Set exercise:
Look for "text" in each line of the entries, and return the matching lines.

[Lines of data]
◆ ◆ ◆ ◆
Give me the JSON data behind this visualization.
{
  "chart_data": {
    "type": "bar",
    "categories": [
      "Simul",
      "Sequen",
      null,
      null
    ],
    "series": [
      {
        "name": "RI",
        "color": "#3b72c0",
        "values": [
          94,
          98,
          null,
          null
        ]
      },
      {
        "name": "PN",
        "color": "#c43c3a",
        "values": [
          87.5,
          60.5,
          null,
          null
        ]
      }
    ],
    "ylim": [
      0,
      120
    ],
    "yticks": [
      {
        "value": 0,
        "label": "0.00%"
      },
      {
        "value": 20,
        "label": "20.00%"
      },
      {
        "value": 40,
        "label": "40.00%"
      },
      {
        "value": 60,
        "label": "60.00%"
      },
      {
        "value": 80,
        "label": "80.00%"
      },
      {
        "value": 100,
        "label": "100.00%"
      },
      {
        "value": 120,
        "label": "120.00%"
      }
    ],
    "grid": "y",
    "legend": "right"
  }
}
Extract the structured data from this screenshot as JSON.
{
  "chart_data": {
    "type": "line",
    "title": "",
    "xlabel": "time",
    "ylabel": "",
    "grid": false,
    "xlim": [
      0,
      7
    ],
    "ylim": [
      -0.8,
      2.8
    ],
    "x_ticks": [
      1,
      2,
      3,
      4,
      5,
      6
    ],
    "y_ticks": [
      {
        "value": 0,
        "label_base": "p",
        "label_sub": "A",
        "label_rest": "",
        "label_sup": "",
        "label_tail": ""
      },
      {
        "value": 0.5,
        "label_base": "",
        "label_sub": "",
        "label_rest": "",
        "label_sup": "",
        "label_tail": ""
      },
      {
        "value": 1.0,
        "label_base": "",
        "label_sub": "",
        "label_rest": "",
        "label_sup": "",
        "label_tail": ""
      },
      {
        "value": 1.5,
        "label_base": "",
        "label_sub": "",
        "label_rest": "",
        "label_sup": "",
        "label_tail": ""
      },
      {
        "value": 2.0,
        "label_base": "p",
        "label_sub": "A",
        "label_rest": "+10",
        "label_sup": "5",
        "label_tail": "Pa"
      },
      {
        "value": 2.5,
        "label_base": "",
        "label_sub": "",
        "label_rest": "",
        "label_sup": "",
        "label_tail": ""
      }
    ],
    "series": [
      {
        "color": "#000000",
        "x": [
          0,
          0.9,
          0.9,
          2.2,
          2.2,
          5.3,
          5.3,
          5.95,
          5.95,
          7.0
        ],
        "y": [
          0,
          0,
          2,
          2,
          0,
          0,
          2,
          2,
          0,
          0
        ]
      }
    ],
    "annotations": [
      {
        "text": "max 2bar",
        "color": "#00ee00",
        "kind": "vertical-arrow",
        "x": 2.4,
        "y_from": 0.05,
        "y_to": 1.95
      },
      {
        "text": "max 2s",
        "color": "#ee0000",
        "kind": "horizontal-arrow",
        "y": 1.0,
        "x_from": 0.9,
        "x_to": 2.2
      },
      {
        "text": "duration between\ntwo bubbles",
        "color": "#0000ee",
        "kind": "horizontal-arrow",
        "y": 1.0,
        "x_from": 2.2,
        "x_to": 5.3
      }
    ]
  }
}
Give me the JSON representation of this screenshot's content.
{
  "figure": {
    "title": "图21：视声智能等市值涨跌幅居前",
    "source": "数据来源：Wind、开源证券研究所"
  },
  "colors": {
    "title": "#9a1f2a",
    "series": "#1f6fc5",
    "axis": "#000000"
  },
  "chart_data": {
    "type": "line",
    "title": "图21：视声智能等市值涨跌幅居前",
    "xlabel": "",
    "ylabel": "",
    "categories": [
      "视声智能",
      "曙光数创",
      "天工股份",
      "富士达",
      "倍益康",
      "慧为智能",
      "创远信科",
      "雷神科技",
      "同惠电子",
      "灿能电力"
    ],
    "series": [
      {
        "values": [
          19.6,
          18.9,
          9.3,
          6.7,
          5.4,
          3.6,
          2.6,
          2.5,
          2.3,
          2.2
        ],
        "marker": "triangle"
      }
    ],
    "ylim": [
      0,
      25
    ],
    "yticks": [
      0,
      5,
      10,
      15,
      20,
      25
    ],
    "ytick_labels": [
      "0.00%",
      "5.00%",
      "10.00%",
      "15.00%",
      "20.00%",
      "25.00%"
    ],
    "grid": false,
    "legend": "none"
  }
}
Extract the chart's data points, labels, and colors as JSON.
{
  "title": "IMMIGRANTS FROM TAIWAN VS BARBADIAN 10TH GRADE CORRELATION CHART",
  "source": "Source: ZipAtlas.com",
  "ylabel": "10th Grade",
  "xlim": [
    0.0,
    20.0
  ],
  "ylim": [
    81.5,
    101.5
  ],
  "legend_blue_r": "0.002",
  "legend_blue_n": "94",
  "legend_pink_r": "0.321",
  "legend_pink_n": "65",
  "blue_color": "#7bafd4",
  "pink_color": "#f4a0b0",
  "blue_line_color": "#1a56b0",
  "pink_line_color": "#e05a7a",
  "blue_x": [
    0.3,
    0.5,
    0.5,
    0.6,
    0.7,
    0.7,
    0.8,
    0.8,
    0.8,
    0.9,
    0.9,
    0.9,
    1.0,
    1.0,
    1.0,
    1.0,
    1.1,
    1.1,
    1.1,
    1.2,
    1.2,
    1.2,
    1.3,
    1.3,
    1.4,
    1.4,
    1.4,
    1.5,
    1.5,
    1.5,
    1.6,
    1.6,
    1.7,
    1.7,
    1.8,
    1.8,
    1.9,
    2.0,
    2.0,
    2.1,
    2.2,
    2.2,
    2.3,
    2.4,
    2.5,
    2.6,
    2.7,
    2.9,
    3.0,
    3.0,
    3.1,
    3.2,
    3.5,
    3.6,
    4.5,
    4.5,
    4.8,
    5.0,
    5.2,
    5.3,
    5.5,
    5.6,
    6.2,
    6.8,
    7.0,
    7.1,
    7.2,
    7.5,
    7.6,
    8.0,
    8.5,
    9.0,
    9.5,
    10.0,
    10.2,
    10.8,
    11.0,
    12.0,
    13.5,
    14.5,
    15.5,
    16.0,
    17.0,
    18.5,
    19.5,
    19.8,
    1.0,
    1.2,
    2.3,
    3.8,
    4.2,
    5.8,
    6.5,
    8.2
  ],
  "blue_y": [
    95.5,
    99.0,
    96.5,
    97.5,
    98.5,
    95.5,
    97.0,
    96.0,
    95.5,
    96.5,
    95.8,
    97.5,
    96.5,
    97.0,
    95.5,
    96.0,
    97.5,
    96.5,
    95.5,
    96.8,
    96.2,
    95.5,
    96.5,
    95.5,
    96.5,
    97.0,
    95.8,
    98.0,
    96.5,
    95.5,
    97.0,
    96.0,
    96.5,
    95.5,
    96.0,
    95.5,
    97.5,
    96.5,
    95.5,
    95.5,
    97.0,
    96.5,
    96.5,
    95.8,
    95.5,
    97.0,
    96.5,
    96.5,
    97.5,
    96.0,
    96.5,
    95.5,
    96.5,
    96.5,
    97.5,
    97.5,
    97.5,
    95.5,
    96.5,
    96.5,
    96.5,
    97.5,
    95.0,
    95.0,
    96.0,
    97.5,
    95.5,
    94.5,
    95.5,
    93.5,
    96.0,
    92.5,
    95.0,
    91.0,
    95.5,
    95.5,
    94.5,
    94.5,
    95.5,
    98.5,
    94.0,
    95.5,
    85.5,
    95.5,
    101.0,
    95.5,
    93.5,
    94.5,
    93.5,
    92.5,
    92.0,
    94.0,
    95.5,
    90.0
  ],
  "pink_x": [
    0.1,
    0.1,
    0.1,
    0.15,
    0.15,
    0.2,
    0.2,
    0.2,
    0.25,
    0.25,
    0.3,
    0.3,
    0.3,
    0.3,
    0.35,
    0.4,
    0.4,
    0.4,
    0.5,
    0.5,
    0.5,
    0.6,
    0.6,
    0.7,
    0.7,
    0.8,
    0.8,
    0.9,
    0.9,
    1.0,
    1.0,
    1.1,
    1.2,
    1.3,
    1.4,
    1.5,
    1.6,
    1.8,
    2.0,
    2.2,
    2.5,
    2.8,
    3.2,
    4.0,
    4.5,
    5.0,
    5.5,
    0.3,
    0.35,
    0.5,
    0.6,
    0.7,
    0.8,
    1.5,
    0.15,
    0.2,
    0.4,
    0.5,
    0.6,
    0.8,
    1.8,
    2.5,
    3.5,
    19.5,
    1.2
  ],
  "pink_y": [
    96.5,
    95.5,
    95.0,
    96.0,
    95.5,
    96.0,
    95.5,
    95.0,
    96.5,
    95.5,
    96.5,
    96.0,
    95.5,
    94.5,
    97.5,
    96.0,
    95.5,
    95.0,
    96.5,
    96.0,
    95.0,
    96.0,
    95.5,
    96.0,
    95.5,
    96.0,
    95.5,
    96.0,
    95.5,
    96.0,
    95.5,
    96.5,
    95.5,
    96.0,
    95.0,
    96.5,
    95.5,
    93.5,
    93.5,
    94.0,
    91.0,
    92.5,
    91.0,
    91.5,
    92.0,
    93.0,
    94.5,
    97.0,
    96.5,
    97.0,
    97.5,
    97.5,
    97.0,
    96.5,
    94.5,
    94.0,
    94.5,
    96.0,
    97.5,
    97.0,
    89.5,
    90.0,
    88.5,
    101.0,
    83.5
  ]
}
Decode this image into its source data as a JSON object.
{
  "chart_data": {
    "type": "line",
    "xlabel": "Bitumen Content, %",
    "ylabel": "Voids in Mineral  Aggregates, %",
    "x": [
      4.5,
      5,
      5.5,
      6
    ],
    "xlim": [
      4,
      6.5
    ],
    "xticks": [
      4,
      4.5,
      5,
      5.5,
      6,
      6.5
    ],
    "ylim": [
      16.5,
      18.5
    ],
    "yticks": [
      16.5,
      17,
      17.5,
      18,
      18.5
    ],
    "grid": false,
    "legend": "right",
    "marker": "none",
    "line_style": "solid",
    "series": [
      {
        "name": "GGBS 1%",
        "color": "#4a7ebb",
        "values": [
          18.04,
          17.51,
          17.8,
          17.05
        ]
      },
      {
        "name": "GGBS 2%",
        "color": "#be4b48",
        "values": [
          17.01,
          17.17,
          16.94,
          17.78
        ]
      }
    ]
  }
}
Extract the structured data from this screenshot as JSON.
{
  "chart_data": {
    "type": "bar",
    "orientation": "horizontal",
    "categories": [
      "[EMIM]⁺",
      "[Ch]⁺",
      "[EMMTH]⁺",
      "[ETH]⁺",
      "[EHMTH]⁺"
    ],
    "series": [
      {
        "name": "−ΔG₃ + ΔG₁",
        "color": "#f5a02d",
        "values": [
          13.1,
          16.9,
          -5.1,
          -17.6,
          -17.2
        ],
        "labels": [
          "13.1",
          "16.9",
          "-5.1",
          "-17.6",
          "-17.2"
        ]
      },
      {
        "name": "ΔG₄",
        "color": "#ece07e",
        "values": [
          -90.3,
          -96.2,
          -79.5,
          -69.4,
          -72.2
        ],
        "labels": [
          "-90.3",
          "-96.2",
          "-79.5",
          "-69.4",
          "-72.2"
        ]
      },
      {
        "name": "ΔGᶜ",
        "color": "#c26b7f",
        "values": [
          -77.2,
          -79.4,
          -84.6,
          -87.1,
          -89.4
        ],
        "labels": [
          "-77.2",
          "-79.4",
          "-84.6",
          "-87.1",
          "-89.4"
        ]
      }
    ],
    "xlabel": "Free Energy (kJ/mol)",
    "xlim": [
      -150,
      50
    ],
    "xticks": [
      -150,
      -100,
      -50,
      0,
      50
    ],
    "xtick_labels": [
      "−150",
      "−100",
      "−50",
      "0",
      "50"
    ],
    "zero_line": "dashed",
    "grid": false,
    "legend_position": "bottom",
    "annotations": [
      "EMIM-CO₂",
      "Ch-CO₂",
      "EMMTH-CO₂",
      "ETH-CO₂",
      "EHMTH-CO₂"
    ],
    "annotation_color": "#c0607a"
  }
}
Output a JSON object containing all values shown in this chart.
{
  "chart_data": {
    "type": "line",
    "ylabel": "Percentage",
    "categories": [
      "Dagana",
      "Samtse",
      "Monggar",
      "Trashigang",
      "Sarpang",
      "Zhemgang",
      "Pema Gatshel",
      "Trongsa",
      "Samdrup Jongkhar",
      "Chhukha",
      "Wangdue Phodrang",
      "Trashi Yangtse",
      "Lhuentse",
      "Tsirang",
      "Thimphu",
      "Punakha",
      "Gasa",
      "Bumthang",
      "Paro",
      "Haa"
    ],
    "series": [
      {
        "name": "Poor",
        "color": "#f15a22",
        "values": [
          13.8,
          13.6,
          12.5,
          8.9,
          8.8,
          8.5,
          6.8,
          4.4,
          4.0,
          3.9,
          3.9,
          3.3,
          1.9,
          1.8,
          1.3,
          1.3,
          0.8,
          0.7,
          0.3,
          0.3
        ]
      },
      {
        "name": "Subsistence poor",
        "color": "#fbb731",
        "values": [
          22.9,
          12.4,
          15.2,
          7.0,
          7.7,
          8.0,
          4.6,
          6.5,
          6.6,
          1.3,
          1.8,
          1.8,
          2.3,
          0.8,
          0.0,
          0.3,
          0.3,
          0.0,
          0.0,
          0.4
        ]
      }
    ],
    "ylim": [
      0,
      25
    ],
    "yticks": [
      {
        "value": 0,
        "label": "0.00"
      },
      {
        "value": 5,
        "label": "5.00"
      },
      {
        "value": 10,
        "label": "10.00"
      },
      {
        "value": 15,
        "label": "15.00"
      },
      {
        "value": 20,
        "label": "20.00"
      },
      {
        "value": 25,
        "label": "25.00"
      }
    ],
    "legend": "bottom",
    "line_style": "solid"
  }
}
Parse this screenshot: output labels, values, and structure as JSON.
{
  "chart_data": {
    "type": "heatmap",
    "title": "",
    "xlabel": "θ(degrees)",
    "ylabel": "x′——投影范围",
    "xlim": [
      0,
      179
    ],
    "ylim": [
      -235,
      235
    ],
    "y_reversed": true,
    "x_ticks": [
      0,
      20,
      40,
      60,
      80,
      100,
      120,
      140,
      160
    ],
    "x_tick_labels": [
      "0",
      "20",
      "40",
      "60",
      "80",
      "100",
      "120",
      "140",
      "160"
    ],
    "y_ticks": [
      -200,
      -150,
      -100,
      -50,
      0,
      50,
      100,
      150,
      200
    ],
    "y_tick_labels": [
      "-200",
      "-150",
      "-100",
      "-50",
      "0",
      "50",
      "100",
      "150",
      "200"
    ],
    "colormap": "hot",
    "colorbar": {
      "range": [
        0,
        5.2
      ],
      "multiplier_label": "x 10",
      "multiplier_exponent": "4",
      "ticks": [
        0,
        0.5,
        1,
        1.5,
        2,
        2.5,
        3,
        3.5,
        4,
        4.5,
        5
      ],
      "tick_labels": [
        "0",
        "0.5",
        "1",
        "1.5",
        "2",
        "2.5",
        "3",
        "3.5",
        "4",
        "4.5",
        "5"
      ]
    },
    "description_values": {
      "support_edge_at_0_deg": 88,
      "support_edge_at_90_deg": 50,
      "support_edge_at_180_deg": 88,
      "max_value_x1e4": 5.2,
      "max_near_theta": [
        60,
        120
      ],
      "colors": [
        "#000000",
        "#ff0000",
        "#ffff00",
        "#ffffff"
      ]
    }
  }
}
◆ ◆ ◆ ◆
Task result:
        "text": "max 2bar",
        "text": "max 2s",
        "text": "duration between\ntwo bubbles",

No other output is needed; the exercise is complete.